** Start of SOURCE DATA **

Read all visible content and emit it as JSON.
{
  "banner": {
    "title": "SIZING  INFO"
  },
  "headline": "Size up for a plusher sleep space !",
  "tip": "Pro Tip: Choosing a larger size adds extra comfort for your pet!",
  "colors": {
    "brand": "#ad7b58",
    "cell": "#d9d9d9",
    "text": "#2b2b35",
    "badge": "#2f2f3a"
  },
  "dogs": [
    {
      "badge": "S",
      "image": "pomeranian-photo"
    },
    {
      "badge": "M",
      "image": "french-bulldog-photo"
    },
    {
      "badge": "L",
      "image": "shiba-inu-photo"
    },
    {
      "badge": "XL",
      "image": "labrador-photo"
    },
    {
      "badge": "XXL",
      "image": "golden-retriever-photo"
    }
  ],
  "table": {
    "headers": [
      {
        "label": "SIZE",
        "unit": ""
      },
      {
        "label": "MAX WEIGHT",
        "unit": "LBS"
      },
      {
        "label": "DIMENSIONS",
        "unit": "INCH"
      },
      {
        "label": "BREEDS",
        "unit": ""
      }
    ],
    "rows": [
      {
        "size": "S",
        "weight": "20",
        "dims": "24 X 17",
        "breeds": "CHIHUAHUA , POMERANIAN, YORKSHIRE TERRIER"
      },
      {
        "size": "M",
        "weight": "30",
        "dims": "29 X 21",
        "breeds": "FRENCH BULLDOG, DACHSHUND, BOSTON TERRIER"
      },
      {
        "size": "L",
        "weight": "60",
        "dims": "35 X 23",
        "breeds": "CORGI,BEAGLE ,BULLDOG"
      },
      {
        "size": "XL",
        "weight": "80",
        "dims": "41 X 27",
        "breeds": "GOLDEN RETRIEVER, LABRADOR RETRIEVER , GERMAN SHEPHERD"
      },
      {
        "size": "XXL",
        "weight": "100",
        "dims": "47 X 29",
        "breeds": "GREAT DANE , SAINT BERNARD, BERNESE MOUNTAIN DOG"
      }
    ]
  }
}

** End of SOURCE DATA **
** Start of SOURCE DATA **

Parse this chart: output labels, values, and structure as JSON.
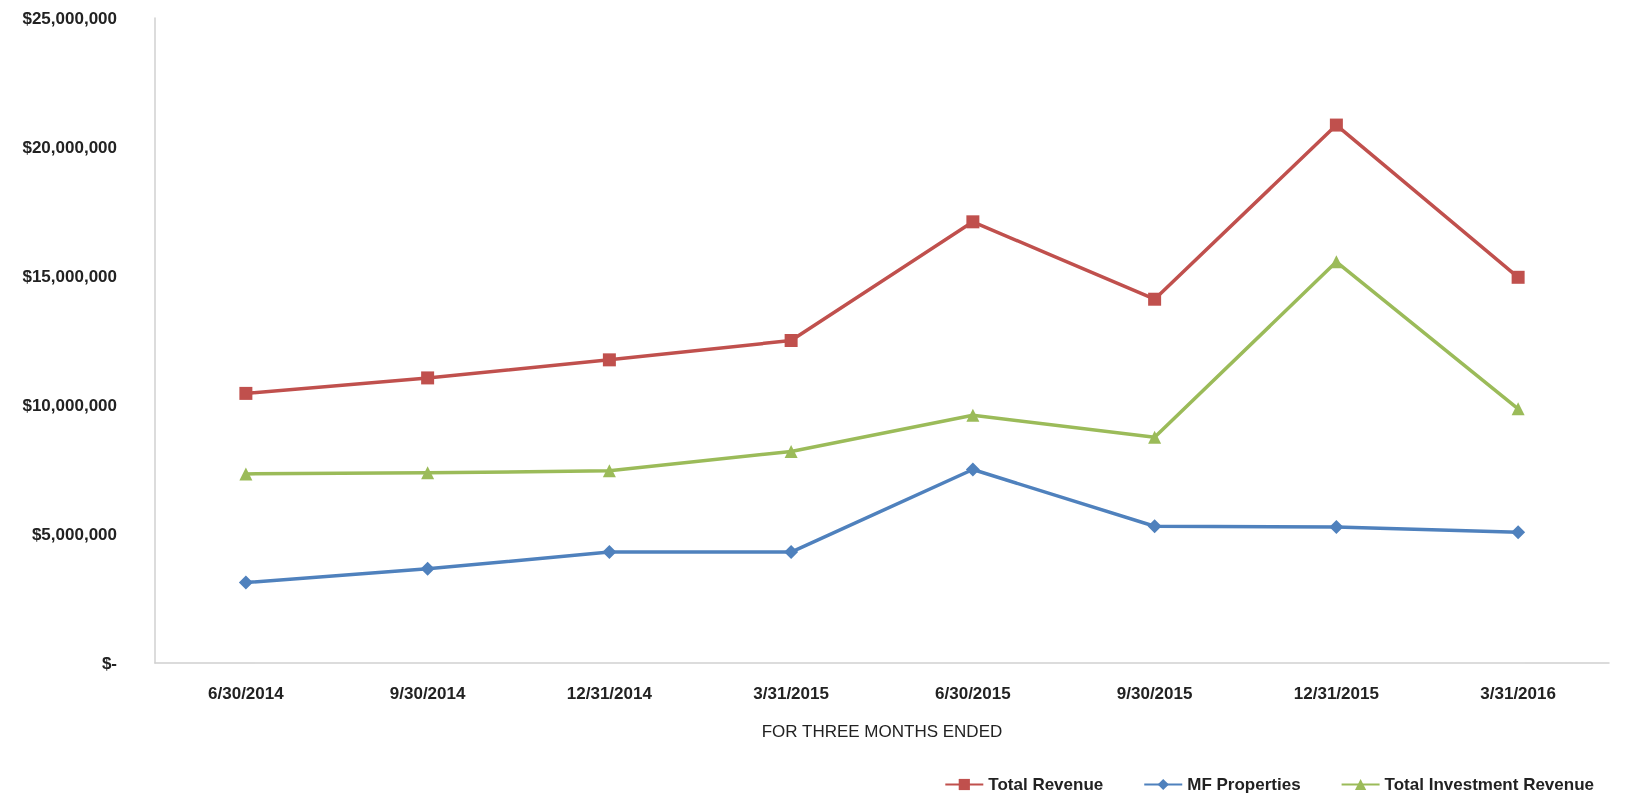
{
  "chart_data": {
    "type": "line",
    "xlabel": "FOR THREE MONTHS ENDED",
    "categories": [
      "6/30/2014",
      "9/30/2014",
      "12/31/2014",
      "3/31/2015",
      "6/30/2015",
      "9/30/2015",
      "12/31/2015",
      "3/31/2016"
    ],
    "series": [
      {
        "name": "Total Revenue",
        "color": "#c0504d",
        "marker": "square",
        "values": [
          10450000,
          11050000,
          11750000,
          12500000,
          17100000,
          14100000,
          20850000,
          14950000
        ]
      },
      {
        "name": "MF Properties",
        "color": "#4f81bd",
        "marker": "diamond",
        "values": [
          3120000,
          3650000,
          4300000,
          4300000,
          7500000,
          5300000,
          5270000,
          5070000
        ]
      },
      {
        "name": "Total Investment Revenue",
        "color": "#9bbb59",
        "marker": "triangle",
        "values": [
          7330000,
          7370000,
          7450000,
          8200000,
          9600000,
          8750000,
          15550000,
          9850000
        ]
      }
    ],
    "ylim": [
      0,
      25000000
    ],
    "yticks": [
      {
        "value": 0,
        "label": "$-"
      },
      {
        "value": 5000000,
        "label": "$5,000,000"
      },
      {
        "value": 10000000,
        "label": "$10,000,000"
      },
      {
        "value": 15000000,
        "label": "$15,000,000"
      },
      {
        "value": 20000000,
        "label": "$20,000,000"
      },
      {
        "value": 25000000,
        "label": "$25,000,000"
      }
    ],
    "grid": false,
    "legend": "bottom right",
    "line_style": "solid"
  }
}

** End of SOURCE DATA **
** Start of SOURCE DATA **

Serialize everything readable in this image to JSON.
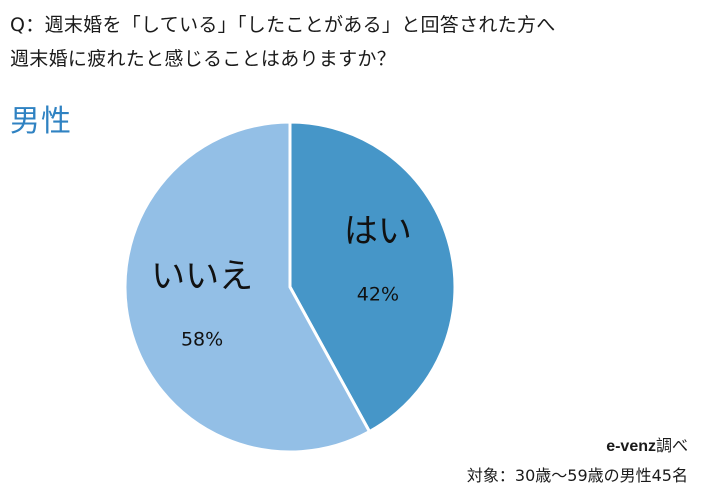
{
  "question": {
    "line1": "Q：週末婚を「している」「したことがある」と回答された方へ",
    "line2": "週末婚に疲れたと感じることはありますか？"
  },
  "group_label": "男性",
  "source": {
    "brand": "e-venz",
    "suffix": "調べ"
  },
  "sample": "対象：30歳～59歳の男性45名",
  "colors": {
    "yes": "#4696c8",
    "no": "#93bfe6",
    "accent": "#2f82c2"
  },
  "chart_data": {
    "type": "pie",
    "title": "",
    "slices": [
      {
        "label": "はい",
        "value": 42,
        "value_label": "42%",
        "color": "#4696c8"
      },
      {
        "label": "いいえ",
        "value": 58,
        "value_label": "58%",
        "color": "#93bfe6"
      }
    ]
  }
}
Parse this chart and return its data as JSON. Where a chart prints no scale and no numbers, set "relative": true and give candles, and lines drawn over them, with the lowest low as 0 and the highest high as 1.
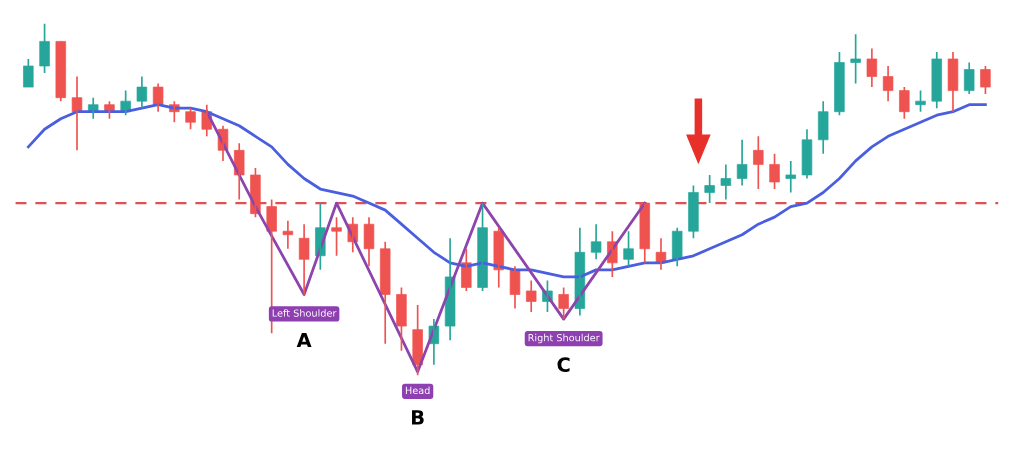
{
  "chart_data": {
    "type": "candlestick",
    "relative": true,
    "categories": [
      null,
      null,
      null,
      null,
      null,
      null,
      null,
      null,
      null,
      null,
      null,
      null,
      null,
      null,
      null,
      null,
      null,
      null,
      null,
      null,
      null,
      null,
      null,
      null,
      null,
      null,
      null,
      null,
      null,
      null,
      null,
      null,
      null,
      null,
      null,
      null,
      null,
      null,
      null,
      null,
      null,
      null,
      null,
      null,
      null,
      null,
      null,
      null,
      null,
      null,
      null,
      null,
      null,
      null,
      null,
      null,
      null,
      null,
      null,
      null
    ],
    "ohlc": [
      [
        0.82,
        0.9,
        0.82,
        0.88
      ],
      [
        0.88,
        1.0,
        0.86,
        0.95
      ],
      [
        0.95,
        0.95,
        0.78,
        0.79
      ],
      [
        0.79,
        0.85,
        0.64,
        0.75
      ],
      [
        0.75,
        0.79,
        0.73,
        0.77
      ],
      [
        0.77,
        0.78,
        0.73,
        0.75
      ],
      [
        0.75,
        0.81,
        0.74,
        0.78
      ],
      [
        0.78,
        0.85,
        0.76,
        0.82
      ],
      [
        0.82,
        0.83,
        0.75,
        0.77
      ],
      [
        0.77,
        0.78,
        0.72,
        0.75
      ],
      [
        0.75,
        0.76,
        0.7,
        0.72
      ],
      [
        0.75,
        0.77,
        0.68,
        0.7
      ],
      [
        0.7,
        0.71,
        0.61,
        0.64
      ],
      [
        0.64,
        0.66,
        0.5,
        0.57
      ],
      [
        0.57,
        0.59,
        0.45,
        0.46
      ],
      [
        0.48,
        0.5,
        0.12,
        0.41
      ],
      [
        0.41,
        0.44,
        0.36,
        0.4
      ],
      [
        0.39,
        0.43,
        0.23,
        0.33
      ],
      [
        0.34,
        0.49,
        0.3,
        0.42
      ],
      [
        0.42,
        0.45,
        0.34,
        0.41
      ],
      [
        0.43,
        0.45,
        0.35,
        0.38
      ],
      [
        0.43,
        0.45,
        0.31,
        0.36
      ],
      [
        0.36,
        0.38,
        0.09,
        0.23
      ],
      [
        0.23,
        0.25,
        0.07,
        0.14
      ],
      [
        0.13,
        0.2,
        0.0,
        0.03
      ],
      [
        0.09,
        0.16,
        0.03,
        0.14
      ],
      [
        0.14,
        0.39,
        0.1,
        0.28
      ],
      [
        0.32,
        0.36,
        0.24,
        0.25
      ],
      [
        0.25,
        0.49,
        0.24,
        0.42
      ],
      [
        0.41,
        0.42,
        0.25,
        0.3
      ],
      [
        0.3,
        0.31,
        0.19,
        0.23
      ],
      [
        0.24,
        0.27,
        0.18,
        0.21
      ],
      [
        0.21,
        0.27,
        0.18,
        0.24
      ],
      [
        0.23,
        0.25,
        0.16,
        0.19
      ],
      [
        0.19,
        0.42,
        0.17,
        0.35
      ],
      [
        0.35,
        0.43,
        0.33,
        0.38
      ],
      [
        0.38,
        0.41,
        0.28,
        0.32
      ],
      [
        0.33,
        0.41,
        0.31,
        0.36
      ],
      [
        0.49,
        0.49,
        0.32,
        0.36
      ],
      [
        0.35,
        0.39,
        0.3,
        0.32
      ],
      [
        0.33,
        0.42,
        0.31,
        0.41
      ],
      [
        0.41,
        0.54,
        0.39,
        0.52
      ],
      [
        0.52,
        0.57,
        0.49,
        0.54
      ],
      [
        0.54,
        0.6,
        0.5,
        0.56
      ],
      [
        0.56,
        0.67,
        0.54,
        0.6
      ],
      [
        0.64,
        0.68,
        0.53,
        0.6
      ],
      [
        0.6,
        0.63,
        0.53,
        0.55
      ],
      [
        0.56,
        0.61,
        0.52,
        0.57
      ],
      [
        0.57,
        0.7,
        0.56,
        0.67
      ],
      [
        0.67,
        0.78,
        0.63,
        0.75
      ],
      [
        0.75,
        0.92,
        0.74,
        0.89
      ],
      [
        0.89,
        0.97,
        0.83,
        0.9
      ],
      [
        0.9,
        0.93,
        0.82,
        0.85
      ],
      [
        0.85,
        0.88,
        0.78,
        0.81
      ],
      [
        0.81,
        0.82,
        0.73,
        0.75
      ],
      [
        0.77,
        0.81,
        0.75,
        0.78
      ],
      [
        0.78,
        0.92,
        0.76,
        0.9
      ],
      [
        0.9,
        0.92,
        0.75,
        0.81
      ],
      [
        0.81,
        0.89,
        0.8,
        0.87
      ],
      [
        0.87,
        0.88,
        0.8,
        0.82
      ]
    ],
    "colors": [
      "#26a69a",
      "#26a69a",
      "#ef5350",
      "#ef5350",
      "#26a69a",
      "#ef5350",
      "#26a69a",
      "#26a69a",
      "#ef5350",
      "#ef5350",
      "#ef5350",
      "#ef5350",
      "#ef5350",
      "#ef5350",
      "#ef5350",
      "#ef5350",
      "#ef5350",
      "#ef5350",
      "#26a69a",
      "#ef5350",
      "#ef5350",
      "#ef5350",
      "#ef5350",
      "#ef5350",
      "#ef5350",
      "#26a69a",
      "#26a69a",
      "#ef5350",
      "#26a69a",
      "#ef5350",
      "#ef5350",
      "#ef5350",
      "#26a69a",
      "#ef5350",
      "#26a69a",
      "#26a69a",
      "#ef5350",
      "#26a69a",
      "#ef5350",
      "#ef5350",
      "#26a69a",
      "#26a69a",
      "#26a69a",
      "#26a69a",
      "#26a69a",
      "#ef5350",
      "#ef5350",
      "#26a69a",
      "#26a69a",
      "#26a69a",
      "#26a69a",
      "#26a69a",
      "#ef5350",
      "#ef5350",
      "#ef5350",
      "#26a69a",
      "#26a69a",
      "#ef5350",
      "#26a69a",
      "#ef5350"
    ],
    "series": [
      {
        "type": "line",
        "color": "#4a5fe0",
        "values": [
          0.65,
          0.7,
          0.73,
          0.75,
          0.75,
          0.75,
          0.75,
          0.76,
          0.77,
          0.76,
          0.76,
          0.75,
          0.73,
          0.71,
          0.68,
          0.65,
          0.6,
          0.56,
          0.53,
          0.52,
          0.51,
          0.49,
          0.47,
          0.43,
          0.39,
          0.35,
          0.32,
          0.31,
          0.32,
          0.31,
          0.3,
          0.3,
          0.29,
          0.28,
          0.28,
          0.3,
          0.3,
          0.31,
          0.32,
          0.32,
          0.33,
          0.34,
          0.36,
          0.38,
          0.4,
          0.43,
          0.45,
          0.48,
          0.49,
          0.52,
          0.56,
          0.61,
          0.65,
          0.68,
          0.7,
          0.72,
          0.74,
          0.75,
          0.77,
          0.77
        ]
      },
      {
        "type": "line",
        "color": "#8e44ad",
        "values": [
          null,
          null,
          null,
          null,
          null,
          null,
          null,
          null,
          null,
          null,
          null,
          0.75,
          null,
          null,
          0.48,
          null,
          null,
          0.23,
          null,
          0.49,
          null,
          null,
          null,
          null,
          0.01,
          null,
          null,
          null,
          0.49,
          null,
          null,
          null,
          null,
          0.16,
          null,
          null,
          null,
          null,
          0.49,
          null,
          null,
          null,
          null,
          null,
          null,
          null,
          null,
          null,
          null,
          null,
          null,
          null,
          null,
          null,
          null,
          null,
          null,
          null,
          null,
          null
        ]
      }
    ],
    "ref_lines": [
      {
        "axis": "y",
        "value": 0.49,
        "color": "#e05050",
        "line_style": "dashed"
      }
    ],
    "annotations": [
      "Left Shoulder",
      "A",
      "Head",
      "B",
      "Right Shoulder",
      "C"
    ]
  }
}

** End of SOURCE DATA **

• [AIM OF THE EXERCISE]:
Scan the material for lines with the word "Total", and copy each line you find.

• [RESPONSE BELOW]:
        "name": "Total Revenue",
        "name": "Total Investment Revenue",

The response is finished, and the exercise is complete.